● **Texte à lire**
Acteurs de l’ESS, partenaires clés du travail de l’ANCT et des projets des territoires

Entretien avec

Stanislas Bourron, Directeur général de l’Agence nationale de la cohésion des territoires

« Les liens entre la cohésion sociale territoriale et l’Économie Sociale et Solidaire (ESS) sont naturels et étroits : en se situant au croisement du social et du solidaire, du local et de l’économique, l’ESS a le potentiel d’offrir des solutions innovantes ainsi que des réponses adaptées aux spécificités des publics et des territoires, notamment les plus fragiles. »

Vous êtes Directeur Général de l’Agence nationale de la cohésion des territoires (ANCT), créée par la loi du 22 juillet 2019. Pouvez-vous nous rappeler ses missions ?

Créée par la loi du 22 juillet 2019, l’Agence nationale de la cohésion des territoires (ANCT) est mise en place le 1er janvier 2020. Née de la fusion du Commissariat général à l’égalité des territoires, de l’Epareca et de l’Agence du numérique, elle est un partenaire incontournable pour les collectivités locales.

L’Agence marque une transformation profonde de l’action de l’État : les préfets, délégués territoriaux de l’ANCT, sont en lien constant avec les collectivités territoriales pour accompagner leurs projets de territoires. L’ANCT intervient en subsidiarité et assure un rôle de « fabrique à projets » pour permettre à toutes les collectivités locales de mener à bien leurs ambitions de façon concrète.

Depuis votre nomination en décembre 2022, vous n’avez eu de cesse de rencontrer les élus et acteurs locaux. Quelles sont leurs attentes ?

Les élus ne sont pas seulement au cœur des projets, ils en sont à l’initiative. Sans élus, il n’y a pas de projet. Nous sommes là pour les accompagner au quotidien grâce à nos délégués territoriaux.

● **Exercice proposé 1**
Pour chacune des affirmations suivantes, indiquez si elle concorde avec l'entretien (oui ou non) et citez les mots exacts qui tranchent : (a) l'ANCT a été mise en place le 1er janvier 2020 ; (b) l'ANCT est issue de la fusion de deux organismes ; (c) les préfets sont les délégués territoriaux de l'ANCT.
● **Exercice proposé 2**
D'après l'entretien, quel rôle l'ANCT assure-t-elle auprès des collectivités locales ?
● **Exercice proposé 3**
Selon l'entretien, pour quelle raison l'ESS a-t-elle le potentiel d'offrir des solutions innovantes et des réponses adaptées aux publics et aux territoires ?
Les entrées présentées ensuite forment un matériau indépendant de l'entretien.

● **Entrées du jeu**
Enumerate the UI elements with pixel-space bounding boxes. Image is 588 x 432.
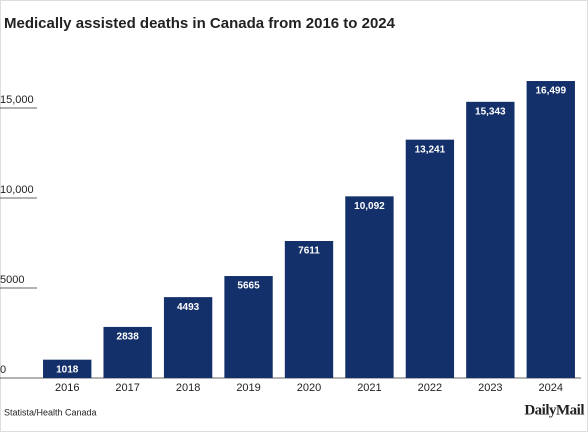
- bar: [345, 196, 394, 378]
- bar: [466, 101, 515, 379]
- value-label: 10,092: [354, 201, 385, 212]
- value-label: 4493: [177, 302, 200, 313]
- value-label: 1018: [56, 364, 79, 375]
- bar: [224, 276, 273, 378]
- value-label: 2838: [117, 332, 140, 343]
- logo: DailyMail: [524, 402, 584, 418]
- bar: [284, 241, 334, 378]
- value-label: 15,343: [475, 106, 506, 117]
- bar: [43, 359, 92, 378]
- value-label: 7611: [298, 246, 320, 257]
- y-tick-label: 10,000: [0, 184, 34, 196]
- x-tick-label: 2024: [539, 382, 563, 394]
- bar: [103, 326, 152, 378]
- x-tick-label: 2017: [115, 382, 139, 394]
- value-label: 5665: [237, 281, 260, 292]
- y-tick-label: 5000: [0, 274, 24, 286]
- chart-title: Medically assisted deaths in Canada from…: [4, 15, 396, 32]
- value-label: 16,499: [535, 86, 566, 97]
- x-tick-label: 2018: [176, 382, 200, 394]
- x-tick-label: 2022: [418, 382, 442, 394]
- x-tick-label: 2020: [297, 382, 321, 394]
- x-tick-label: 2019: [236, 382, 260, 394]
- bar: [526, 81, 575, 378]
- x-tick-label: 2023: [478, 382, 502, 394]
- bar: [163, 297, 213, 378]
- x-tick-label: 2016: [55, 382, 79, 394]
- y-tick-label: 15,000: [0, 94, 34, 106]
- source: Statista/Health Canada: [4, 407, 97, 417]
- x-tick-label: 2021: [357, 382, 381, 394]
- value-label: 13,241: [415, 144, 446, 155]
- bar: [405, 139, 455, 378]
- y-tick-label: 0: [0, 364, 6, 376]
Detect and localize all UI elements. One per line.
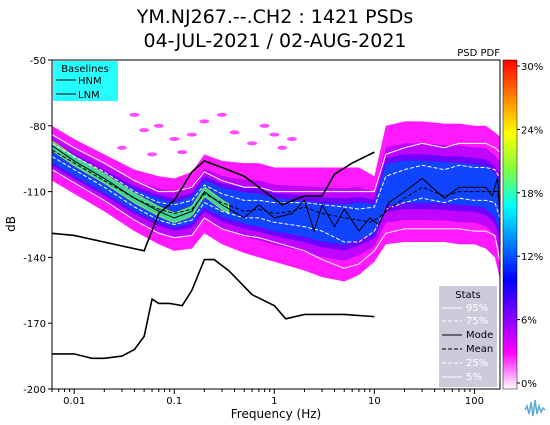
outlier-point (247, 141, 258, 146)
series-line-mean (52, 149, 500, 223)
series-line-5pct (52, 169, 500, 269)
outlier-point (229, 130, 240, 135)
series-line-75pct (52, 142, 500, 210)
series-line-lnm (52, 258, 375, 360)
outlier-point (129, 112, 140, 117)
x-tick-label: 10 (368, 396, 381, 407)
outlier-point (147, 152, 158, 157)
stats-item-25: 25% (466, 358, 488, 369)
colorbar-label: PSD PDF (457, 48, 500, 59)
colorbar-tick-label: 0% (521, 379, 537, 390)
outlier-point (116, 145, 127, 150)
density-layer-3 (52, 143, 500, 245)
legend-item-hnm: HNM (78, 76, 102, 87)
outlier-point (217, 112, 228, 117)
stats-item-mode: Mode (466, 330, 493, 341)
outlier-point (277, 145, 288, 150)
baselines-legend: Baselines HNM LNM (53, 61, 118, 101)
series-line-95pct (52, 134, 500, 193)
stats-item-95: 95% (466, 303, 488, 314)
legend-item-lnm: LNM (78, 90, 100, 101)
x-axis-label: Frequency (Hz) (231, 407, 322, 421)
colorbar-tick-label: 30% (521, 62, 543, 73)
waveform-logo-icon (524, 399, 546, 417)
outlier-point (139, 128, 150, 133)
x-tick-label: 100 (465, 396, 484, 407)
colorbar-tick-label: 12% (521, 252, 543, 263)
x-tick-label: 0.01 (63, 396, 85, 407)
stats-item-mean: Mean (466, 344, 493, 355)
x-tick-label: 1 (271, 396, 277, 407)
outlier-point (169, 136, 180, 141)
outlier-point (153, 123, 164, 128)
outlier-point (177, 150, 188, 155)
y-tick-label: -110 (23, 188, 46, 199)
stats-legend: Stats 95% 75% Mode Mean 25% 5% (439, 286, 497, 387)
outlier-point (199, 119, 210, 124)
outlier-point (259, 123, 270, 128)
y-axis-label: dB (4, 216, 18, 232)
outlier-point (286, 136, 297, 141)
series-line-mode (52, 145, 500, 233)
chart-title-line1: YM.NJ267.--.CH2 : 1421 PSDs (136, 6, 414, 28)
colorbar-tick-label: 24% (521, 125, 543, 136)
y-tick-label: -50 (30, 56, 46, 67)
y-tick-label: -80 (30, 122, 46, 133)
stats-legend-title: Stats (455, 290, 481, 301)
series-line-hnm (52, 151, 375, 252)
plot-frame (51, 59, 501, 390)
stats-item-75: 75% (466, 316, 488, 327)
stats-item-5: 5% (466, 372, 482, 383)
series-line-25pct (52, 156, 500, 243)
y-tick-label: -140 (23, 253, 46, 264)
colorbar-tick-label: 18% (521, 189, 543, 200)
colorbar (502, 59, 518, 390)
outlier-point (269, 132, 280, 137)
chart-title-line2: 04-JUL-2021 / 02-AUG-2021 (143, 30, 407, 52)
y-tick-label: -170 (23, 319, 46, 330)
x-tick-label: 0.1 (166, 396, 182, 407)
baselines-legend-title: Baselines (61, 64, 109, 75)
y-tick-label: -200 (23, 385, 46, 396)
outlier-point (186, 132, 197, 137)
colorbar-tick-label: 6% (521, 316, 537, 327)
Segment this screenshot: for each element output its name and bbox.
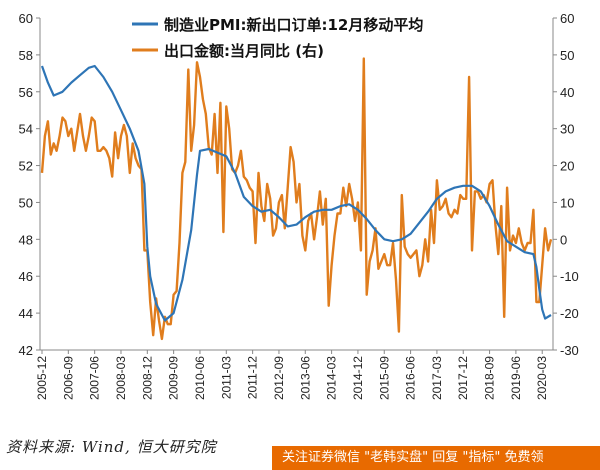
x-tick-label: 2020-03	[535, 356, 549, 400]
series-lines	[40, 57, 553, 341]
left-tick-label: 60	[19, 11, 33, 26]
x-tick-label: 2013-06	[298, 356, 312, 400]
x-tick-label: 2011-03	[219, 356, 233, 399]
x-tick-label: 2016-06	[404, 356, 418, 400]
x-tick-label: 2014-03	[325, 356, 339, 400]
x-tick-label: 2009-09	[167, 356, 181, 400]
x-tick-label: 2005-12	[35, 356, 49, 400]
right-tick-label: -10	[560, 269, 579, 284]
left-tick-label: 48	[19, 232, 33, 247]
right-tick-label: -20	[560, 306, 579, 321]
x-tick-label: 2014-12	[351, 356, 365, 400]
x-tick-label: 2019-06	[509, 356, 523, 400]
x-tick-label: 2015-09	[377, 356, 391, 400]
left-tick-label: 46	[19, 269, 33, 284]
left-tick-label: 56	[19, 85, 33, 100]
right-tick-label: 20	[560, 159, 574, 174]
x-tick-label: 2008-03	[114, 356, 128, 400]
right-tick-label: 50	[560, 48, 574, 63]
right-tick-label: 30	[560, 122, 574, 137]
left-tick-label: 50	[19, 195, 33, 210]
promo-banner[interactable]: 关注证券微信 "老韩实盘" 回复 "指标" 免费领	[272, 446, 600, 470]
export-yoy-line	[40, 57, 553, 341]
x-tick-label: 2007-06	[88, 356, 102, 400]
x-tick-label: 2011-12	[246, 356, 260, 399]
left-tick-label: 58	[19, 48, 33, 63]
x-tick-label: 2008-12	[140, 356, 154, 400]
legend-label: 出口金额:当月同比 (右)	[164, 42, 324, 60]
left-tick-label: 44	[19, 306, 33, 321]
x-tick-label: 2006-09	[61, 356, 75, 400]
x-tick-label: 2017-03	[430, 356, 444, 400]
left-y-ticks: 42 44 46 48 50 52 54 56 58 60	[19, 11, 40, 358]
x-tick-label: 2017-12	[456, 356, 470, 400]
chart-area: 42 44 46 48 50 52 54 56 58 60 -30 -20 -10 0 10 20 30 40 5…	[19, 11, 579, 400]
right-tick-label: 10	[560, 195, 574, 210]
x-tick-label: 2018-09	[483, 356, 497, 400]
right-tick-label: 60	[560, 11, 574, 26]
right-tick-label: 0	[560, 232, 567, 247]
x-tick-label: 2010-06	[193, 356, 207, 400]
pmi-export-orders-line	[40, 64, 552, 322]
right-tick-label: 40	[560, 85, 574, 100]
left-tick-label: 54	[19, 122, 33, 137]
legend-label: 制造业PMI:新出口订单:12月移动平均	[164, 16, 423, 34]
left-tick-label: 52	[19, 159, 33, 174]
x-tick-label: 2012-09	[272, 356, 286, 400]
x-ticks: 2005-12 2006-09 2007-06 2008-03 2008-12 2009-…	[35, 350, 549, 400]
source-note: 资料来源: Wind, 恒大研究院	[6, 438, 217, 456]
right-tick-label: -30	[560, 343, 579, 358]
left-tick-label: 42	[19, 343, 33, 358]
right-y-ticks: -30 -20 -10 0 10 20 30 40 50 60	[553, 11, 579, 358]
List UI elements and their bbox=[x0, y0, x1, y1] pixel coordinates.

● **Corrigé 1**
(a) Oui : « est mise en place le 1er janvier 2020 ».
(b) Non : « Née de la fusion du Commissariat général à l’égalité des territoires, de l’Epareca et de l’Agence du numérique ».
(c) Oui : « les préfets, délégués territoriaux de l’ANCT ».

● **Corrigé 2**
Elle assure un rôle de « fabrique à projets ».

● **Corrigé 3**
L'ESS a ce potentiel parce qu'elle se situe au croisement du social et du solidaire, du local et de l'économique. Cette position lui permet de répondre aux spécificités des publics et des territoires, notamment les plus fragiles.